**RECORDS SUPPLIED:**
Start

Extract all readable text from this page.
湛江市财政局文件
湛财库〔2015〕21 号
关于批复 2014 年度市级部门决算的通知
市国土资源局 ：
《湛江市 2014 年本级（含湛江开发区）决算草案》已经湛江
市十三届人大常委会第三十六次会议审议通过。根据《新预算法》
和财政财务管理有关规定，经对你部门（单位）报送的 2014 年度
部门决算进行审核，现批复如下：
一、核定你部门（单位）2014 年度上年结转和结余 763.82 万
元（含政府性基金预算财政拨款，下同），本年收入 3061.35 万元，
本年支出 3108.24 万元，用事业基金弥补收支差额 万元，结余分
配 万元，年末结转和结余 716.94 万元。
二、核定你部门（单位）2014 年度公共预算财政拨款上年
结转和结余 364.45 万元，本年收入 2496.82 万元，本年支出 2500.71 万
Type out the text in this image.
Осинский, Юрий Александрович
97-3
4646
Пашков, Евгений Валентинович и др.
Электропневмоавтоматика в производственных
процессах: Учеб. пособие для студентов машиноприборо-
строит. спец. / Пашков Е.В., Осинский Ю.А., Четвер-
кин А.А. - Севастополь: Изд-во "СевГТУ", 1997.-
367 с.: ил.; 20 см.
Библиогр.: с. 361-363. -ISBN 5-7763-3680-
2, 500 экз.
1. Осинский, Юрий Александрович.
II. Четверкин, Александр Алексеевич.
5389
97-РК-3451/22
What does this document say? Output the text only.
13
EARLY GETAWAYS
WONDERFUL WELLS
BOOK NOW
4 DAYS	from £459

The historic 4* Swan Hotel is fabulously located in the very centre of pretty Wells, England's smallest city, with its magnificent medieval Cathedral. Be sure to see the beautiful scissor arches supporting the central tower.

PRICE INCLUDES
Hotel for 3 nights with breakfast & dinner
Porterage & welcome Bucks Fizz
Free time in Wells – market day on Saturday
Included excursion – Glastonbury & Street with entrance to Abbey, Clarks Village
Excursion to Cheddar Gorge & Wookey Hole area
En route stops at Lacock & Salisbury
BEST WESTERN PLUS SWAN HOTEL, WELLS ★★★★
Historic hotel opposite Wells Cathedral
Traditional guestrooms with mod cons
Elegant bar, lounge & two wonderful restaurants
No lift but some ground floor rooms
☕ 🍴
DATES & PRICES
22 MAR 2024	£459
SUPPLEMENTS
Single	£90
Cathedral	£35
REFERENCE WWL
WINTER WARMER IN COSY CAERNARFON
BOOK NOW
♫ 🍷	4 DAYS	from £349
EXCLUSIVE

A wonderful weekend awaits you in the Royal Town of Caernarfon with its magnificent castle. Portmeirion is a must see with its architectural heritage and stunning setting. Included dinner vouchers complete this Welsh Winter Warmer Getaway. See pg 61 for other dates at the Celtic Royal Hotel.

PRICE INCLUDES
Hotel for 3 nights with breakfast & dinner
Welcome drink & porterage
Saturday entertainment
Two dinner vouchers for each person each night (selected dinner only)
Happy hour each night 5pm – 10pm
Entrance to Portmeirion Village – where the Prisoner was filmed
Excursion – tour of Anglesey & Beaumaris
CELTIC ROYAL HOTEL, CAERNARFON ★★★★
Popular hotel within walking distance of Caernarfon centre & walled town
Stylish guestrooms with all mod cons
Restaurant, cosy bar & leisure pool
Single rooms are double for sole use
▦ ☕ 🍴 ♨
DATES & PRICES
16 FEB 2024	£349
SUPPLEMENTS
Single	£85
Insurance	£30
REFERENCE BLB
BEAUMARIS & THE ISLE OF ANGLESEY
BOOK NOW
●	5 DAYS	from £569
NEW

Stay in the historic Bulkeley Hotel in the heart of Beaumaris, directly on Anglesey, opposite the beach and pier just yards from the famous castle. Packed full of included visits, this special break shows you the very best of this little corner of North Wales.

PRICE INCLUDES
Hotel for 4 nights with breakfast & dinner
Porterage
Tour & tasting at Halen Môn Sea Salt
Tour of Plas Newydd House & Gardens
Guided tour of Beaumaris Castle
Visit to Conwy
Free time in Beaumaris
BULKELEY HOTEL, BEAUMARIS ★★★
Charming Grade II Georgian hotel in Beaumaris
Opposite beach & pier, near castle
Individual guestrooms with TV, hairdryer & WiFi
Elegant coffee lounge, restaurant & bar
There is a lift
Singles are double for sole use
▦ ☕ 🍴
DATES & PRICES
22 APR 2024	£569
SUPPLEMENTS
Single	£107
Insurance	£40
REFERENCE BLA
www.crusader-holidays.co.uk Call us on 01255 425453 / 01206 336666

End

**THE PROBLEM:** Extract the complete listing above, reproducing each line exactly.

**TASK OUTPUT:**
Extract all readable text from this page.
湛江市财政局文件
湛财库〔2015〕21 号
关于批复 2014 年度市级部门决算的通知
市国土资源局 ：
《湛江市 2014 年本级（含湛江开发区）决算草案》已经湛江
市十三届人大常委会第三十六次会议审议通过。根据《新预算法》
和财政财务管理有关规定，经对你部门（单位）报送的 2014 年度
部门决算进行审核，现批复如下：
一、核定你部门（单位）2014 年度上年结转和结余 763.82 万
元（含政府性基金预算财政拨款，下同），本年收入 3061.35 万元，
本年支出 3108.24 万元，用事业基金弥补收支差额 万元，结余分
配 万元，年末结转和结余 716.94 万元。
二、核定你部门（单位）2014 年度公共预算财政拨款上年
结转和结余 364.45 万元，本年收入 2496.82 万元，本年支出 2500.71 万
Type out the text in this image.
Осинский, Юрий Александрович
97-3
4646
Пашков, Евгений Валентинович и др.
Электропневмоавтоматика в производственных
процессах: Учеб. пособие для студентов машиноприборо-
строит. спец. / Пашков Е.В., Осинский Ю.А., Четвер-
кин А.А. - Севастополь: Изд-во "СевГТУ", 1997.-
367 с.: ил.; 20 см.
Библиогр.: с. 361-363. -ISBN 5-7763-3680-
2, 500 экз.
1. Осинский, Юрий Александрович.
II. Четверкин, Александр Алексеевич.
5389
97-РК-3451/22
What does this document say? Output the text only.
13
EARLY GETAWAYS
WONDERFUL WELLS
BOOK NOW
4 DAYS	from £459

The historic 4* Swan Hotel is fabulously located in the very centre of pretty Wells, England's smallest city, with its magnificent medieval Cathedral. Be sure to see the beautiful scissor arches supporting the central tower.

PRICE INCLUDES
Hotel for 3 nights with breakfast & dinner
Porterage & welcome Bucks Fizz
Free time in Wells – market day on Saturday
Included excursion – Glastonbury & Street with entrance to Abbey, Clarks Village
Excursion to Cheddar Gorge & Wookey Hole area
En route stops at Lacock & Salisbury
BEST WESTERN PLUS SWAN HOTEL, WELLS ★★★★
Historic hotel opposite Wells Cathedral
Traditional guestrooms with mod cons
Elegant bar, lounge & two wonderful restaurants
No lift but some ground floor rooms
☕ 🍴
DATES & PRICES
22 MAR 2024	£459
SUPPLEMENTS
Single	£90
Cathedral	£35
REFERENCE WWL
WINTER WARMER IN COSY CAERNARFON
BOOK NOW
♫ 🍷	4 DAYS	from £349
EXCLUSIVE

A wonderful weekend awaits you in the Royal Town of Caernarfon with its magnificent castle. Portmeirion is a must see with its architectural heritage and stunning setting. Included dinner vouchers complete this Welsh Winter Warmer Getaway. See pg 61 for other dates at the Celtic Royal Hotel.

PRICE INCLUDES
Hotel for 3 nights with breakfast & dinner
Welcome drink & porterage
Saturday entertainment
Two dinner vouchers for each person each night (selected dinner only)
Happy hour each night 5pm – 10pm
Entrance to Portmeirion Village – where the Prisoner was filmed
Excursion – tour of Anglesey & Beaumaris
CELTIC ROYAL HOTEL, CAERNARFON ★★★★
Popular hotel within walking distance of Caernarfon centre & walled town
Stylish guestrooms with all mod cons
Restaurant, cosy bar & leisure pool
Single rooms are double for sole use
▦ ☕ 🍴 ♨
DATES & PRICES
16 FEB 2024	£349
SUPPLEMENTS
Single	£85
Insurance	£30
REFERENCE BLB
BEAUMARIS & THE ISLE OF ANGLESEY
BOOK NOW
●	5 DAYS	from £569
NEW

Stay in the historic Bulkeley Hotel in the heart of Beaumaris, directly on Anglesey, opposite the beach and pier just yards from the famous castle. Packed full of included visits, this special break shows you the very best of this little corner of North Wales.

PRICE INCLUDES
Hotel for 4 nights with breakfast & dinner
Porterage
Tour & tasting at Halen Môn Sea Salt
Tour of Plas Newydd House & Gardens
Guided tour of Beaumaris Castle
Visit to Conwy
Free time in Beaumaris
BULKELEY HOTEL, BEAUMARIS ★★★
Charming Grade II Georgian hotel in Beaumaris
Opposite beach & pier, near castle
Individual guestrooms with TV, hairdryer & WiFi
Elegant coffee lounge, restaurant & bar
There is a lift
Singles are double for sole use
▦ ☕ 🍴
DATES & PRICES
22 APR 2024	£569
SUPPLEMENTS
Single	£107
Insurance	£40
REFERENCE BLA
www.crusader-holidays.co.uk Call us on 01255 425453 / 01206 336666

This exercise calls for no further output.